Exercise details:
Output the records exactly as they appear, with no pictures included.

Data to use:

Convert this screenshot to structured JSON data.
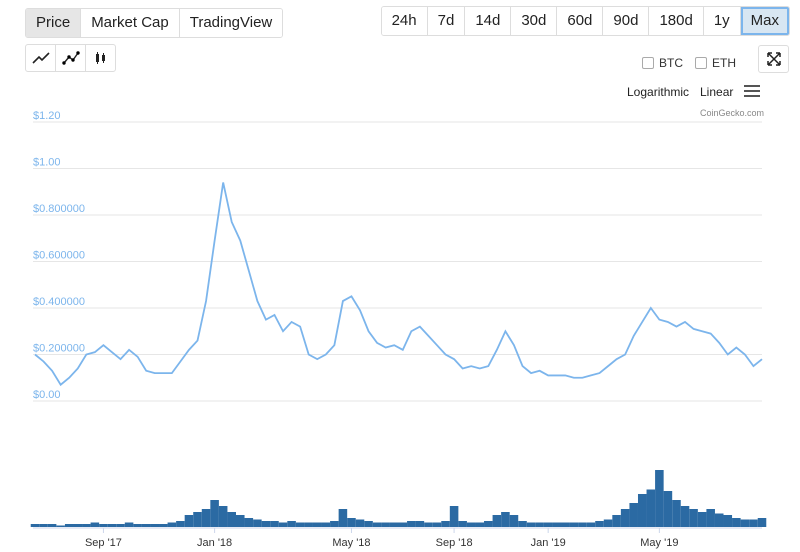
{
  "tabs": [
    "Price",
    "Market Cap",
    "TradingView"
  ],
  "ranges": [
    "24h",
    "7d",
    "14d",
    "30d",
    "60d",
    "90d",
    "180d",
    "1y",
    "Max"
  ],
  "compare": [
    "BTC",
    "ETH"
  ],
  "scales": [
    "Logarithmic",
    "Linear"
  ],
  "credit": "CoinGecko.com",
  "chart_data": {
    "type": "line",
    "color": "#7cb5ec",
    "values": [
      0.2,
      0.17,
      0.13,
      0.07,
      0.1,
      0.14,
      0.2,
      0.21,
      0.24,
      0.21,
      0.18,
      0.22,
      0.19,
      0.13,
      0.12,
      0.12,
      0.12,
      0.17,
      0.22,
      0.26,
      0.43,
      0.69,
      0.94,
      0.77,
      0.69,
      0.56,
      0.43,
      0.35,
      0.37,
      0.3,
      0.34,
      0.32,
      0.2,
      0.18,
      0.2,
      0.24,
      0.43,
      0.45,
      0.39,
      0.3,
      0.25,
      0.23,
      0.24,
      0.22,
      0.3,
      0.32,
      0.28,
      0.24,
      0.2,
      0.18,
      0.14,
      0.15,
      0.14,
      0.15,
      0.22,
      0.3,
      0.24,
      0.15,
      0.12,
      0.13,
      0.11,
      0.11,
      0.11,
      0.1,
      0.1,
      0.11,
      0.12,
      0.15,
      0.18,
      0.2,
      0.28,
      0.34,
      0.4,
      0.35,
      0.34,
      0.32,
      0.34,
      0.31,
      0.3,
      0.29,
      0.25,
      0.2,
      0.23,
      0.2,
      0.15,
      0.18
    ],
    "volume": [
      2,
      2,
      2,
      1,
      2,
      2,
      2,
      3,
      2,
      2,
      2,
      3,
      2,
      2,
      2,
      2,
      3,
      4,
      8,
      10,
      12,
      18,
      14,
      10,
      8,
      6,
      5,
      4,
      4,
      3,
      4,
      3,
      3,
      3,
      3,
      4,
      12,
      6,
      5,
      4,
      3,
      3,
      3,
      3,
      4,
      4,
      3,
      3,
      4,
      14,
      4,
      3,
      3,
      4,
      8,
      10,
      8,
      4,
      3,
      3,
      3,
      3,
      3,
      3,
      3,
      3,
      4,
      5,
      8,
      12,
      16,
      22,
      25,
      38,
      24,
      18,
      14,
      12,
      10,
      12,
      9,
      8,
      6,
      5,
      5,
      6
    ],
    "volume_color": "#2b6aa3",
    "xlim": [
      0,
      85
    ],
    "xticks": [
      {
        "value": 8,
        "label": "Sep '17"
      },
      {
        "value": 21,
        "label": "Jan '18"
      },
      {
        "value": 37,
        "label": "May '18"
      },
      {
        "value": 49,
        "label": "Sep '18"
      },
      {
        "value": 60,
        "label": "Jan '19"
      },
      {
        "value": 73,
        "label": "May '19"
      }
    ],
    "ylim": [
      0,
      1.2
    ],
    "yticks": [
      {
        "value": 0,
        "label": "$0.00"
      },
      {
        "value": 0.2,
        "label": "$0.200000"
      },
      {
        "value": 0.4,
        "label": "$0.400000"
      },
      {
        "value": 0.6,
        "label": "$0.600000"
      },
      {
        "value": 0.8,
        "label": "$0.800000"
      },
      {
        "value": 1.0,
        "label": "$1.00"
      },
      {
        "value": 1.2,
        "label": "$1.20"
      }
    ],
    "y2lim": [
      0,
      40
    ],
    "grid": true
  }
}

Problem solution:
Convert this screenshot to structured JSON data.
{
  "tabs": [
    "Price",
    "Market Cap",
    "TradingView"
  ],
  "ranges": [
    "24h",
    "7d",
    "14d",
    "30d",
    "60d",
    "90d",
    "180d",
    "1y",
    "Max"
  ],
  "compare": [
    "BTC",
    "ETH"
  ],
  "scales": [
    "Logarithmic",
    "Linear"
  ],
  "credit": "CoinGecko.com",
  "chart_data": {
    "type": "line",
    "color": "#7cb5ec",
    "values": [
      0.2,
      0.17,
      0.13,
      0.07,
      0.1,
      0.14,
      0.2,
      0.21,
      0.24,
      0.21,
      0.18,
      0.22,
      0.19,
      0.13,
      0.12,
      0.12,
      0.12,
      0.17,
      0.22,
      0.26,
      0.43,
      0.69,
      0.94,
      0.77,
      0.69,
      0.56,
      0.43,
      0.35,
      0.37,
      0.3,
      0.34,
      0.32,
      0.2,
      0.18,
      0.2,
      0.24,
      0.43,
      0.45,
      0.39,
      0.3,
      0.25,
      0.23,
      0.24,
      0.22,
      0.3,
      0.32,
      0.28,
      0.24,
      0.2,
      0.18,
      0.14,
      0.15,
      0.14,
      0.15,
      0.22,
      0.3,
      0.24,
      0.15,
      0.12,
      0.13,
      0.11,
      0.11,
      0.11,
      0.1,
      0.1,
      0.11,
      0.12,
      0.15,
      0.18,
      0.2,
      0.28,
      0.34,
      0.4,
      0.35,
      0.34,
      0.32,
      0.34,
      0.31,
      0.3,
      0.29,
      0.25,
      0.2,
      0.23,
      0.2,
      0.15,
      0.18
    ],
    "volume": [
      2,
      2,
      2,
      1,
      2,
      2,
      2,
      3,
      2,
      2,
      2,
      3,
      2,
      2,
      2,
      2,
      3,
      4,
      8,
      10,
      12,
      18,
      14,
      10,
      8,
      6,
      5,
      4,
      4,
      3,
      4,
      3,
      3,
      3,
      3,
      4,
      12,
      6,
      5,
      4,
      3,
      3,
      3,
      3,
      4,
      4,
      3,
      3,
      4,
      14,
      4,
      3,
      3,
      4,
      8,
      10,
      8,
      4,
      3,
      3,
      3,
      3,
      3,
      3,
      3,
      3,
      4,
      5,
      8,
      12,
      16,
      22,
      25,
      38,
      24,
      18,
      14,
      12,
      10,
      12,
      9,
      8,
      6,
      5,
      5,
      6
    ],
    "volume_color": "#2b6aa3",
    "xlim": [
      0,
      85
    ],
    "xticks": [
      {
        "value": 8,
        "label": "Sep '17"
      },
      {
        "value": 21,
        "label": "Jan '18"
      },
      {
        "value": 37,
        "label": "May '18"
      },
      {
        "value": 49,
        "label": "Sep '18"
      },
      {
        "value": 60,
        "label": "Jan '19"
      },
      {
        "value": 73,
        "label": "May '19"
      }
    ],
    "ylim": [
      0,
      1.2
    ],
    "yticks": [
      {
        "value": 0,
        "label": "$0.00"
      },
      {
        "value": 0.2,
        "label": "$0.200000"
      },
      {
        "value": 0.4,
        "label": "$0.400000"
      },
      {
        "value": 0.6,
        "label": "$0.600000"
      },
      {
        "value": 0.8,
        "label": "$0.800000"
      },
      {
        "value": 1.0,
        "label": "$1.00"
      },
      {
        "value": 1.2,
        "label": "$1.20"
      }
    ],
    "y2lim": [
      0,
      40
    ],
    "grid": true
  }
}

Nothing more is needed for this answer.